What you are asked to do →
Filter the data for lines with the word "translation", then copy every line so identified.

= = = = =

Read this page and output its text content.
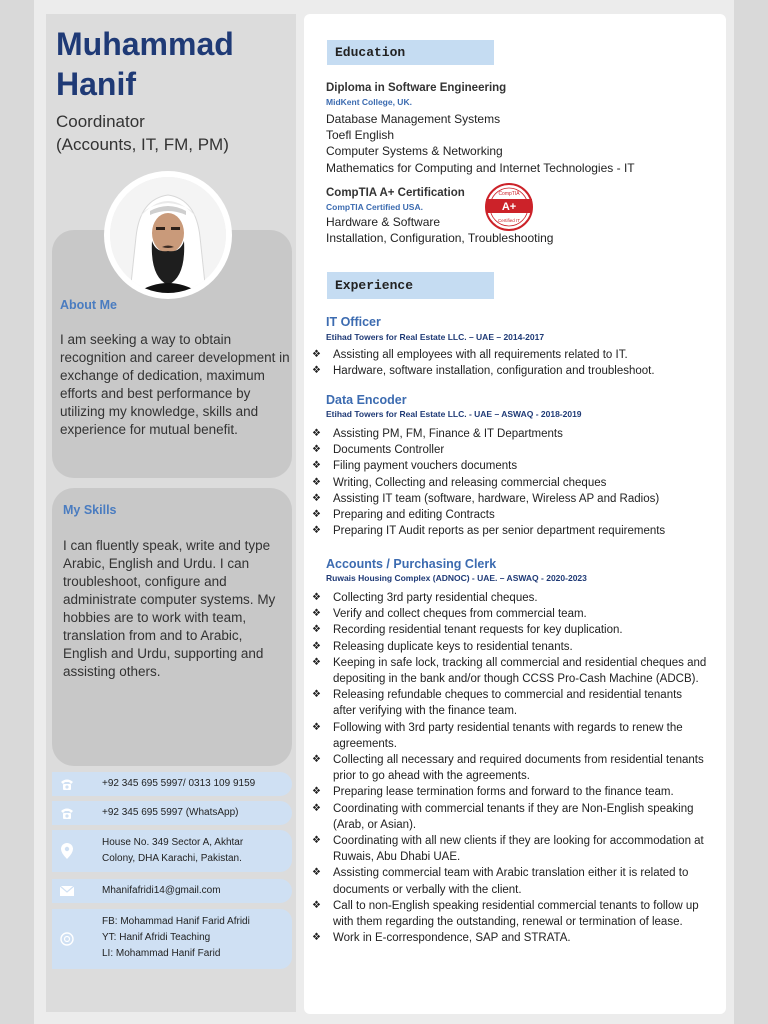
Muhammad Hanif
Coordinator
(Accounts, IT, FM, PM)
About Me
I am seeking a way to obtain recognition and career development in exchange of dedication, maximum efforts and best performance by utilizing my knowledge, skills and experience for mutual benefit.
My Skills
I can fluently speak, write and type Arabic, English and Urdu. I can troubleshoot, configure and administrate computer systems. My hobbies are to work with team, translation from and to Arabic, English and Urdu, supporting and assisting others.
+92 345 695 5997/ 0313 109 9159
+92 345 695 5997 (WhatsApp)
House No. 349 Sector A, Akhtar
Colony, DHA Karachi, Pakistan.
Mhanifafridi14@gmail.com
FB: Mohammad Hanif Farid Afridi
YT: Hanif Afridi Teaching
LI: Mohammad Hanif Farid
Education
Diploma in Software Engineering
MidKent College, UK.
Database Management Systems
Toefl English
Computer Systems & Networking
Mathematics for Computing and Internet Technologies - IT
CompTIA A+ Certification
CompTIA Certified USA.
Hardware & Software
Installation, Configuration, Troubleshooting
A+
CompTIA
Certified IT
Experience
IT Officer
Etihad Towers for Real Estate LLC. – UAE – 2014-2017
❖ Assisting all employees with all requirements related to IT.
❖ Hardware, software installation, configuration and troubleshoot.
Data Encoder
Etihad Towers for Real Estate LLC. - UAE – ASWAQ - 2018-2019
❖ Assisting PM, FM, Finance & IT Departments
❖ Documents Controller
❖ Filing payment vouchers documents
❖ Writing, Collecting and releasing commercial cheques
❖ Assisting IT team (software, hardware, Wireless AP and Radios)
❖ Preparing and editing Contracts
❖ Preparing IT Audit reports as per senior department requirements
Accounts / Purchasing Clerk
Ruwais Housing Complex (ADNOC) - UAE. – ASWAQ - 2020-2023
❖ Collecting 3rd party residential cheques.
❖ Verify and collect cheques from commercial team.
❖ Recording residential tenant requests for key duplication.
❖ Releasing duplicate keys to residential tenants.
❖ Keeping in safe lock, tracking all commercial and residential cheques and depositing in the bank and/or though CCSS Pro-Cash Machine (ADCB).
❖ Releasing refundable cheques to commercial and residential tenants after verifying with the finance team.
❖ Following with 3rd party residential tenants with regards to renew the agreements.
❖ Collecting all necessary and required documents from residential tenants prior to go ahead with the agreements.
❖ Preparing lease termination forms and forward to the finance team.
❖ Coordinating with commercial tenants if they are Non-English speaking (Arab, or Asian).
❖ Coordinating with all new clients if they are looking for accommodation at Ruwais, Abu Dhabi UAE.
❖ Assisting commercial team with Arabic translation either it is related to documents or verbally with the client.
❖ Call to non-English speaking residential commercial tenants to follow up with them regarding the outstanding, renewal or termination of lease.
❖ Work in E-correspondence, SAP and STRATA.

= = = = =

The answer →
I can fluently speak, write and type Arabic, English and Urdu. I can troubleshoot, configure and administrate computer systems. My hobbies are to work with team, translation from and to Arabic, English and Urdu, supporting and assisting others.
❖ Assisting commercial team with Arabic translation either it is related to documents or verbally with the client.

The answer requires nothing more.